Records contained in a dataset:
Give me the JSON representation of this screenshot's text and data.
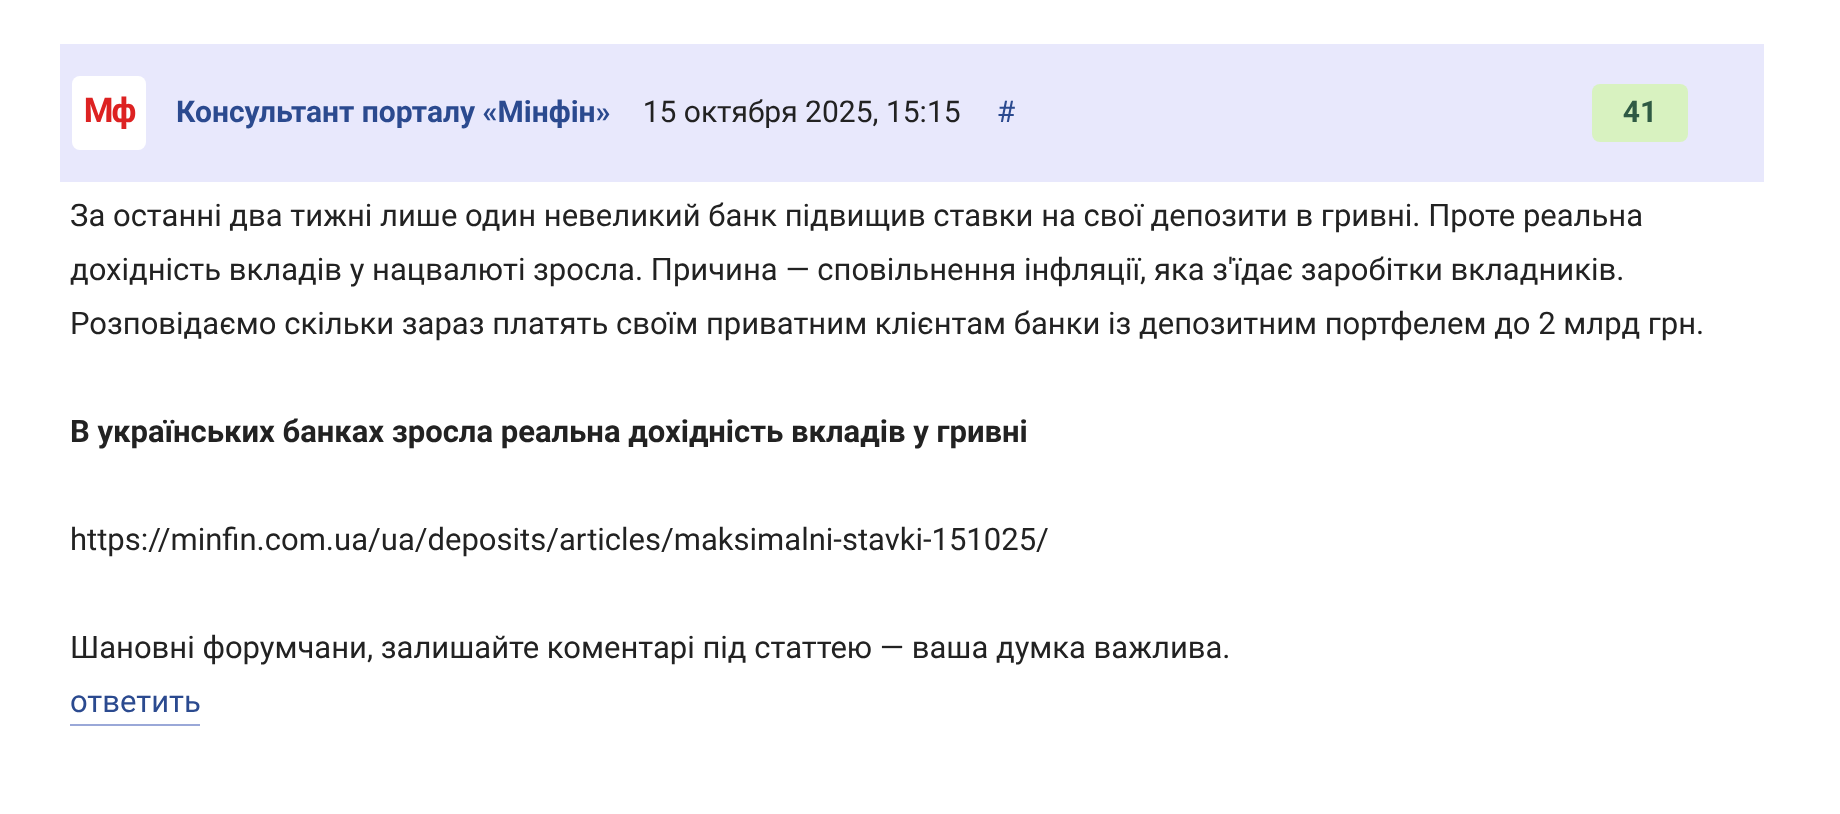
{
  "post": {
    "logo": "Мф",
    "author": "Консультант порталу «Мінфін»",
    "date": "15 октября 2025, 15:15",
    "anchor": "#",
    "rating": "41",
    "paragraphs": [
      {
        "kind": "text",
        "text": "За останні два тижні лише один невеликий банк підвищив ставки на свої депозити в гривні. Проте реальна дохідність вкладів у нацвалюті зросла. Причина — сповільнення інфляції, яка з'їдає заробітки вкладників. Розповідаємо скільки зараз платять своїм приватним клієнтам банки із депозитним портфелем до 2 млрд грн."
      },
      {
        "kind": "heading",
        "text": "В українських банках зросла реальна дохідність вкладів у гривні"
      },
      {
        "kind": "text",
        "text": "https://minfin.com.ua/ua/deposits/articles/maksimalni-stavki-151025/"
      },
      {
        "kind": "text",
        "text": "Шановні форумчани, залишайте коментарі під статтею — ваша думка важлива."
      }
    ],
    "reply": "ответить"
  }
}
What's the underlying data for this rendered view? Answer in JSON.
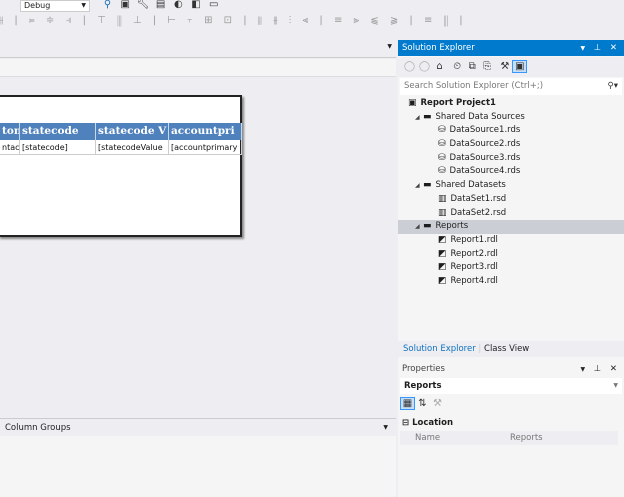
{
  "toolbar": {
    "config": "Debug"
  },
  "report": {
    "headers": [
      "ton",
      "statecode",
      "statecode V",
      "accountpri"
    ],
    "cells": [
      "ntact",
      "[statecode]",
      "[statecodeValue",
      "[accountprimary"
    ]
  },
  "bottom": {
    "column_groups": "Column Groups"
  },
  "solution_explorer": {
    "title": "Solution Explorer",
    "search_placeholder": "Search Solution Explorer (Ctrl+;)",
    "tree": [
      {
        "label": "Report Project1",
        "level": 0,
        "icon": "project"
      },
      {
        "label": "Shared Data Sources",
        "level": 1,
        "icon": "folder"
      },
      {
        "label": "DataSource1.rds",
        "level": 2,
        "icon": "datasource"
      },
      {
        "label": "DataSource2.rds",
        "level": 2,
        "icon": "datasource"
      },
      {
        "label": "DataSource3.rds",
        "level": 2,
        "icon": "datasource"
      },
      {
        "label": "DataSource4.rds",
        "level": 2,
        "icon": "datasource"
      },
      {
        "label": "Shared Datasets",
        "level": 1,
        "icon": "folder"
      },
      {
        "label": "DataSet1.rsd",
        "level": 2,
        "icon": "dataset"
      },
      {
        "label": "DataSet2.rsd",
        "level": 2,
        "icon": "dataset"
      },
      {
        "label": "Reports",
        "level": 1,
        "icon": "folder",
        "selected": true
      },
      {
        "label": "Report1.rdl",
        "level": 2,
        "icon": "report"
      },
      {
        "label": "Report2.rdl",
        "level": 2,
        "icon": "report"
      },
      {
        "label": "Report3.rdl",
        "level": 2,
        "icon": "report"
      },
      {
        "label": "Report4.rdl",
        "level": 2,
        "icon": "report"
      }
    ],
    "tabs": [
      "Solution Explorer",
      "Class View"
    ]
  },
  "properties": {
    "title": "Properties",
    "object": "Reports",
    "category": "Location",
    "rows": [
      {
        "name": "Name",
        "value": "Reports"
      }
    ]
  }
}
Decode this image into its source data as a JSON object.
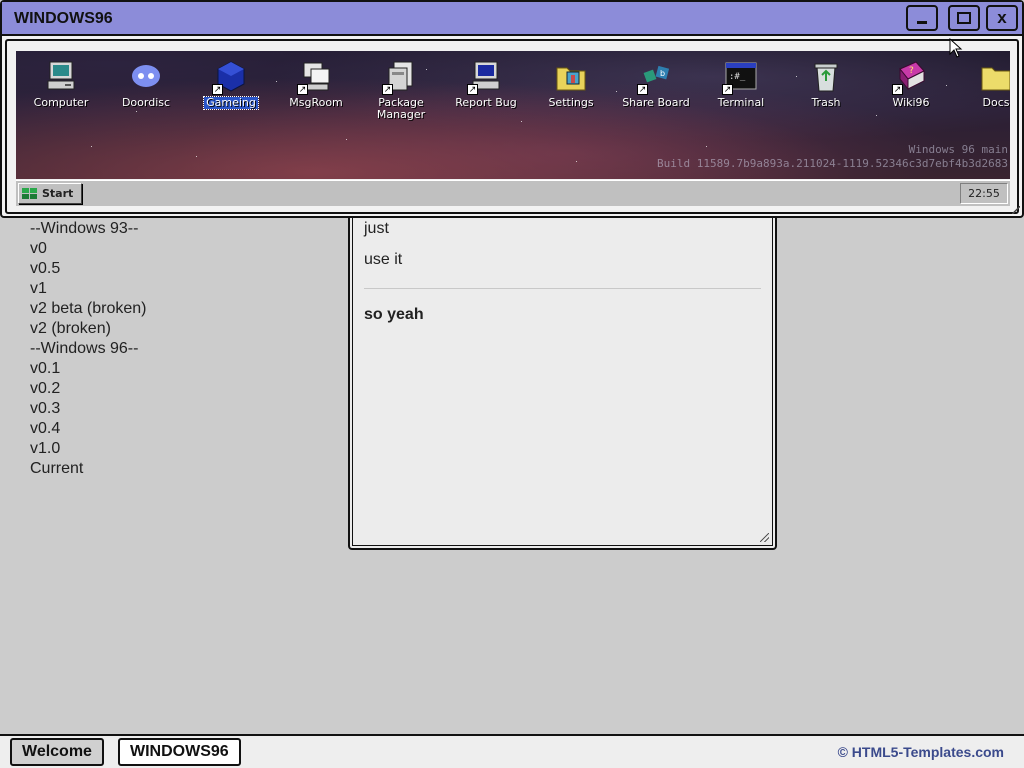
{
  "version_list": [
    "--Windows 93--",
    "v0",
    "v0.5",
    "v1",
    "v2 beta (broken)",
    "v2 (broken)",
    "--Windows 96--",
    "v0.1",
    "v0.2",
    "v0.3",
    "v0.4",
    "v1.0",
    "Current"
  ],
  "content_panel": {
    "line1": "just",
    "line2": "use it",
    "line3": "so yeah"
  },
  "window": {
    "title": "WINDOWS96",
    "minimize_label": "_",
    "maximize_label": "□",
    "close_label": "x"
  },
  "desktop": {
    "icons": [
      {
        "label": "Computer",
        "icon": "computer-icon"
      },
      {
        "label": "Doordisc",
        "icon": "discord-icon"
      },
      {
        "label": "Gameing",
        "icon": "game-cube-icon",
        "selected": true
      },
      {
        "label": "MsgRoom",
        "icon": "msgroom-icon"
      },
      {
        "label": "Package Manager",
        "icon": "package-manager-icon"
      },
      {
        "label": "Report Bug",
        "icon": "report-bug-icon"
      },
      {
        "label": "Settings",
        "icon": "settings-icon"
      },
      {
        "label": "Share Board",
        "icon": "share-board-icon"
      },
      {
        "label": "Terminal",
        "icon": "terminal-icon"
      },
      {
        "label": "Trash",
        "icon": "trash-icon"
      },
      {
        "label": "Wiki96",
        "icon": "wiki-book-icon"
      },
      {
        "label": "Docs",
        "icon": "folder-icon"
      }
    ],
    "build_line1": "Windows 96 main",
    "build_line2": "Build 11589.7b9a893a.211024-1119.52346c3d7ebf4b3d2683"
  },
  "taskbar": {
    "start_label": "Start",
    "clock": "22:55"
  },
  "bottom_bar": {
    "welcome_label": "Welcome",
    "windows96_label": "WINDOWS96",
    "credit": "© HTML5-Templates.com"
  }
}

DIRECTIONS: Give only a number: how many lines of the data hold the string "зросла"?

EXERCISE OUTPUT: 2